■ Short task ■
Set down all of the entries word for word, omitting the images they contain.

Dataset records
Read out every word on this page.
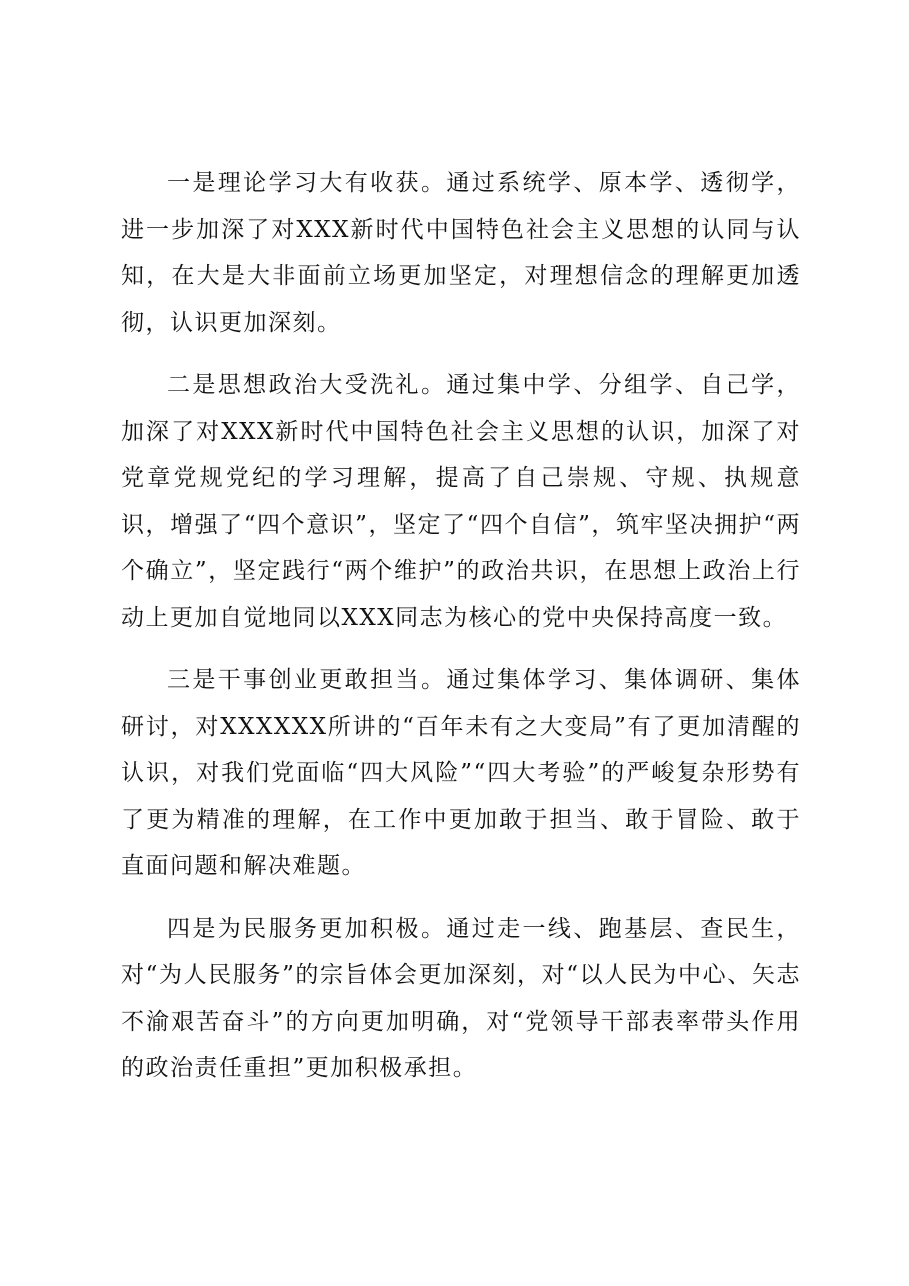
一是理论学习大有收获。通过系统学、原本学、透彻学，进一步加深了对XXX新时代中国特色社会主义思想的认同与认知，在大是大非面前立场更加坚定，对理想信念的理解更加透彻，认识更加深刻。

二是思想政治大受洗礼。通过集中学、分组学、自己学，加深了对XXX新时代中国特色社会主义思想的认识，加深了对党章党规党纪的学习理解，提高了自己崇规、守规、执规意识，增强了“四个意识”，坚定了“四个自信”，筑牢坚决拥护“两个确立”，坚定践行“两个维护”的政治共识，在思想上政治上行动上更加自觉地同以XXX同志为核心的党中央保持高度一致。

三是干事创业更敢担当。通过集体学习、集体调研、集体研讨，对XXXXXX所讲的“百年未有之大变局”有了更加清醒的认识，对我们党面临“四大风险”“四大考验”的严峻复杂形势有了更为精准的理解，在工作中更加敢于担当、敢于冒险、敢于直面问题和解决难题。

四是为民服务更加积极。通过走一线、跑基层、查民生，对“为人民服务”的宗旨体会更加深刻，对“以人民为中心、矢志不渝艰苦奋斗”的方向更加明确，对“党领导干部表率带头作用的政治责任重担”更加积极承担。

■ Output below ■
Read out every word on this page.
一是理论学习大有收获。通过系统学、原本学、透彻学，进一步加深了对XXX新时代中国特色社会主义思想的认同与认知，在大是大非面前立场更加坚定，对理想信念的理解更加透彻，认识更加深刻。

二是思想政治大受洗礼。通过集中学、分组学、自己学，加深了对XXX新时代中国特色社会主义思想的认识，加深了对党章党规党纪的学习理解，提高了自己崇规、守规、执规意识，增强了“四个意识”，坚定了“四个自信”，筑牢坚决拥护“两个确立”，坚定践行“两个维护”的政治共识，在思想上政治上行动上更加自觉地同以XXX同志为核心的党中央保持高度一致。

三是干事创业更敢担当。通过集体学习、集体调研、集体研讨，对XXXXXX所讲的“百年未有之大变局”有了更加清醒的认识，对我们党面临“四大风险”“四大考验”的严峻复杂形势有了更为精准的理解，在工作中更加敢于担当、敢于冒险、敢于直面问题和解决难题。

四是为民服务更加积极。通过走一线、跑基层、查民生，对“为人民服务”的宗旨体会更加深刻，对“以人民为中心、矢志不渝艰苦奋斗”的方向更加明确，对“党领导干部表率带头作用的政治责任重担”更加积极承担。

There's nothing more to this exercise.